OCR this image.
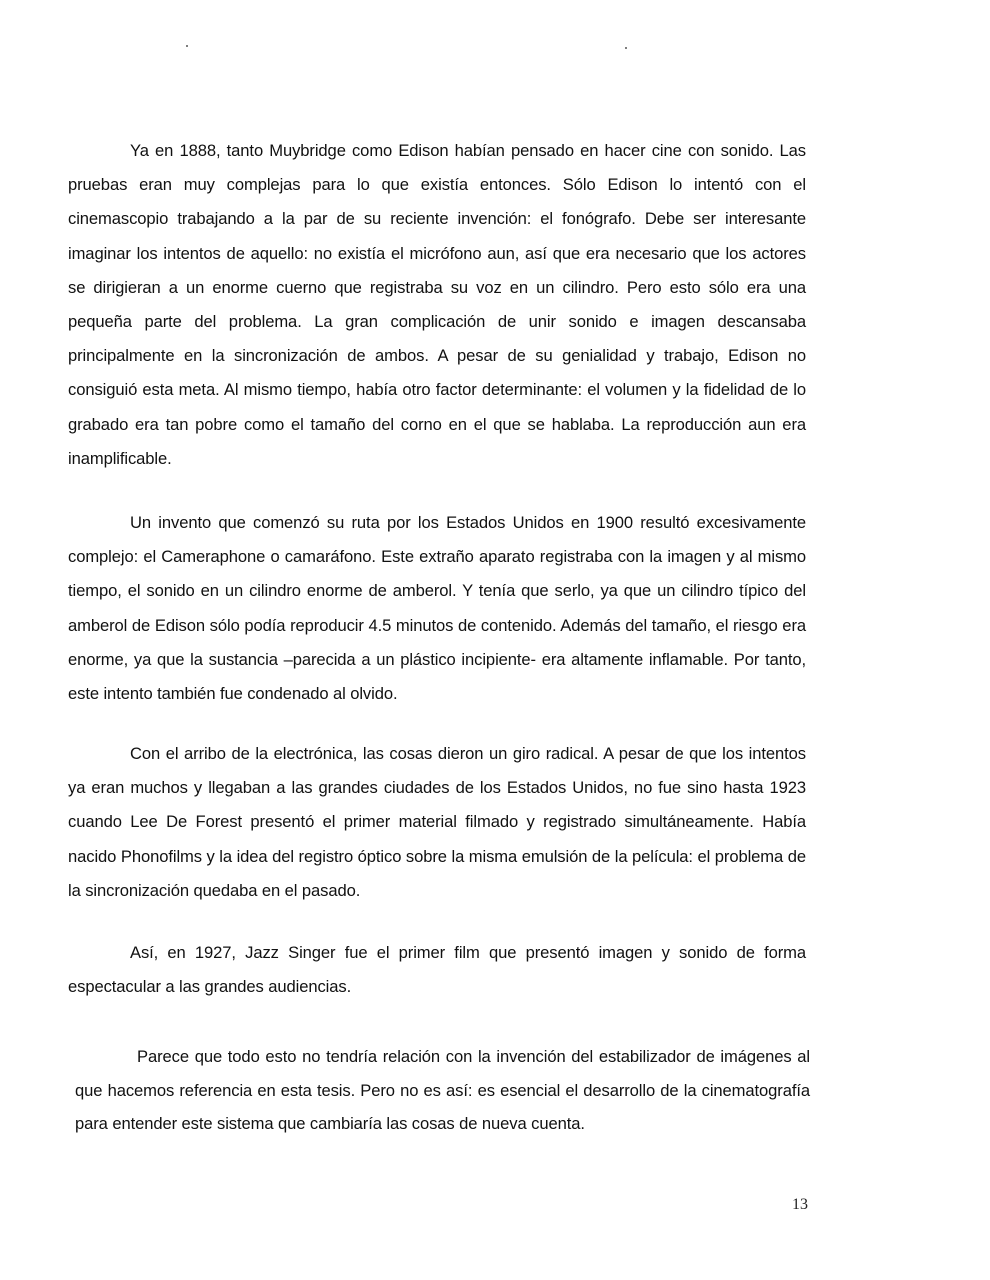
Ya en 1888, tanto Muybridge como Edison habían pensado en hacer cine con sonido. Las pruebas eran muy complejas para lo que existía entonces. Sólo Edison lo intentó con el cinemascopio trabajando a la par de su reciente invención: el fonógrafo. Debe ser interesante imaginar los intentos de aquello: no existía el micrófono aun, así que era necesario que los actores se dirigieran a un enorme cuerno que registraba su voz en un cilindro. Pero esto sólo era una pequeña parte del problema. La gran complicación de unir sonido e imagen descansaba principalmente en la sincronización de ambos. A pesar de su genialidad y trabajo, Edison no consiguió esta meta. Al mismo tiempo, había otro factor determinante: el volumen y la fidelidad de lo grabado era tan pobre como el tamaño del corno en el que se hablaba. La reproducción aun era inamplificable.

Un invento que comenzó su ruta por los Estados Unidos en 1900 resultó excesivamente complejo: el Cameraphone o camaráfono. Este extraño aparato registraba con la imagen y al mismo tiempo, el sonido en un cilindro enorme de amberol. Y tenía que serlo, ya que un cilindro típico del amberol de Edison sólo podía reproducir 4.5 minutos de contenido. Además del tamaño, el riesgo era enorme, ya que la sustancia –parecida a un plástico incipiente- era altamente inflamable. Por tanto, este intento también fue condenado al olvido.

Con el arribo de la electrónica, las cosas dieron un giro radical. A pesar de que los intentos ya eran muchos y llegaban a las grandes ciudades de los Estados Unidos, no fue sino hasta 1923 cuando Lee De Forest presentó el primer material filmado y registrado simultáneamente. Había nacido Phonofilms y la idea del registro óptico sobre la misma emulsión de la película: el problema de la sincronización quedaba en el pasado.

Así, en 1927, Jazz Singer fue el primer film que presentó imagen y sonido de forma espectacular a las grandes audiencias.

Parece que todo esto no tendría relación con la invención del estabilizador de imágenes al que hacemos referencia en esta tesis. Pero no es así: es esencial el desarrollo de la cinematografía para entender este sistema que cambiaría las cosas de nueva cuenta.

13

==

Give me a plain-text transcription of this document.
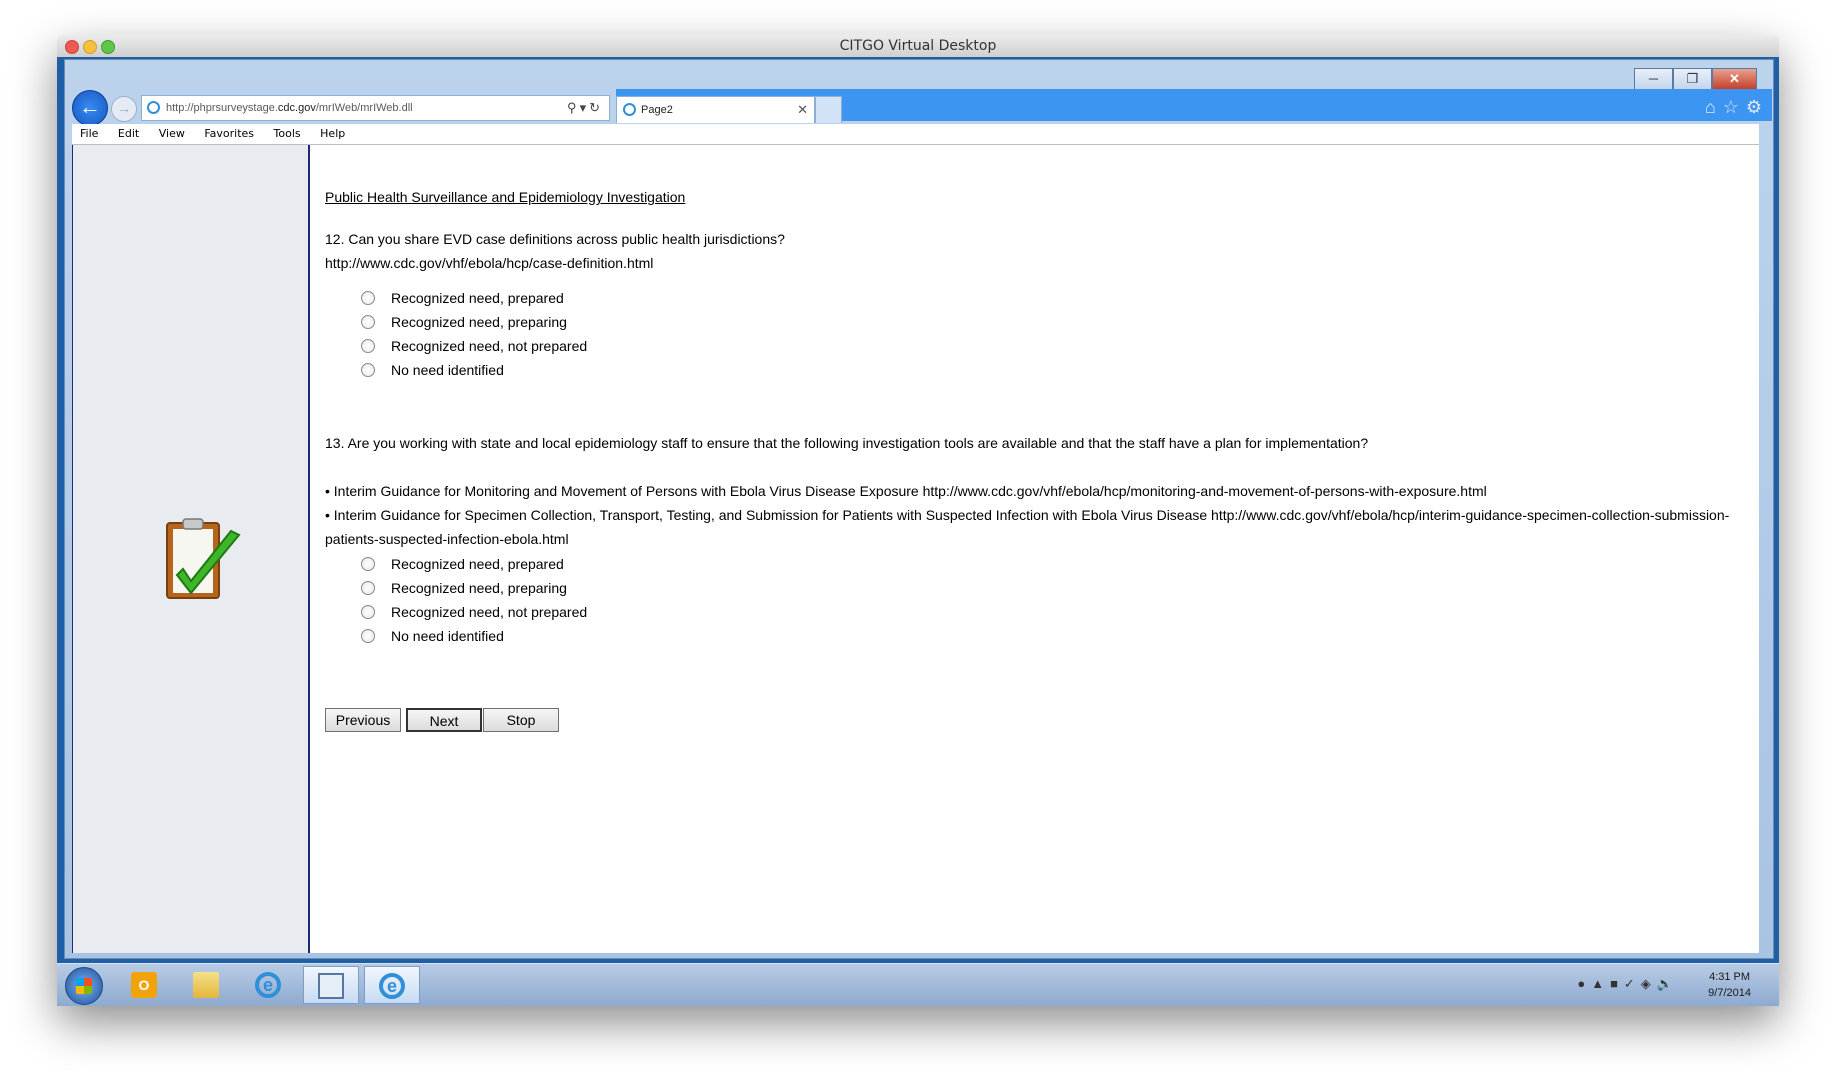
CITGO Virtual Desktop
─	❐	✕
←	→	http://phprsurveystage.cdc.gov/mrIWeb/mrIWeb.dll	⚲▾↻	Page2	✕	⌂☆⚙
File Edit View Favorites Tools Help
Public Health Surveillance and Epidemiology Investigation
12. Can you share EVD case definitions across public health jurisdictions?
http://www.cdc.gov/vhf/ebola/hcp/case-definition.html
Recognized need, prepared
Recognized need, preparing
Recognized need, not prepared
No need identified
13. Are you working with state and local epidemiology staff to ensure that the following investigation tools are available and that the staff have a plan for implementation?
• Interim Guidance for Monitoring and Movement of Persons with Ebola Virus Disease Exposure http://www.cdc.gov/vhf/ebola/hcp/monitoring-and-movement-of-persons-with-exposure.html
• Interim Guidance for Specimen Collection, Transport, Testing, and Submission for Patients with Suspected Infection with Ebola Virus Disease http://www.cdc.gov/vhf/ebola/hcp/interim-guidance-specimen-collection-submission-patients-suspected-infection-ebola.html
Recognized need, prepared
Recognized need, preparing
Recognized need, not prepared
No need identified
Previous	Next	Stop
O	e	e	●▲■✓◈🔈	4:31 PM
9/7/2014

--

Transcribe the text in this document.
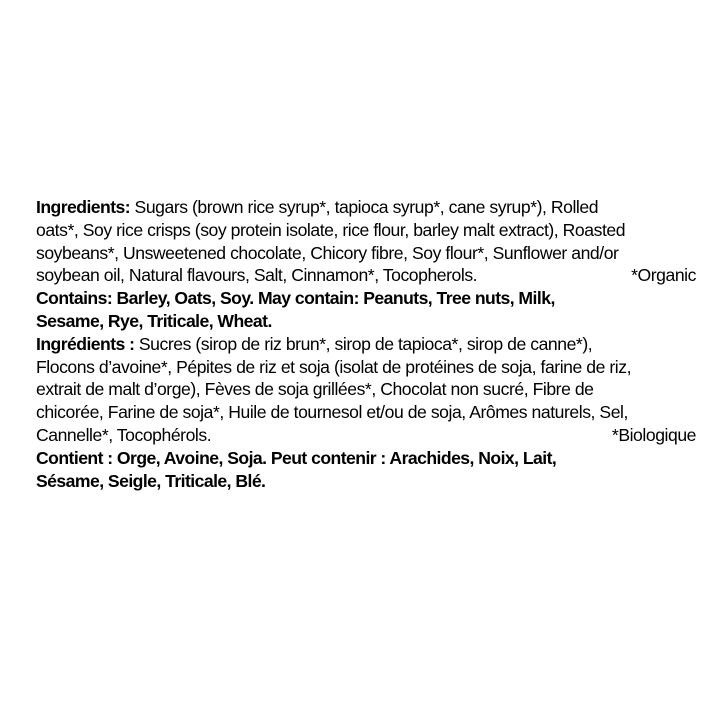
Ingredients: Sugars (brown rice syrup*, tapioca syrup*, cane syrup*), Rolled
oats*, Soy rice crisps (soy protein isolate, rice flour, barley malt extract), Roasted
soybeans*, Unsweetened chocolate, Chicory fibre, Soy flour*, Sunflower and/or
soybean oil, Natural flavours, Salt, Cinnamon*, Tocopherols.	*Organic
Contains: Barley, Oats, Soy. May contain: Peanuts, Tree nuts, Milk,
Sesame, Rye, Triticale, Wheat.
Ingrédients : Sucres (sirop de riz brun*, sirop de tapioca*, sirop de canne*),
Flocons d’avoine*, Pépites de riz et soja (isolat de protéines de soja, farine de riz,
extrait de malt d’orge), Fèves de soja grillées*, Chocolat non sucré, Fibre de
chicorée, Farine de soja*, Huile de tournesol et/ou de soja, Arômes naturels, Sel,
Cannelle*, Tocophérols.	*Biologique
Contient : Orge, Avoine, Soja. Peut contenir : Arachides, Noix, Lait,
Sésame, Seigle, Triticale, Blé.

→ **THE TASK**: Reply with a number alone, the number of lines of the records that hold the word "this".

→ **SOLVED PROBLEM**: 3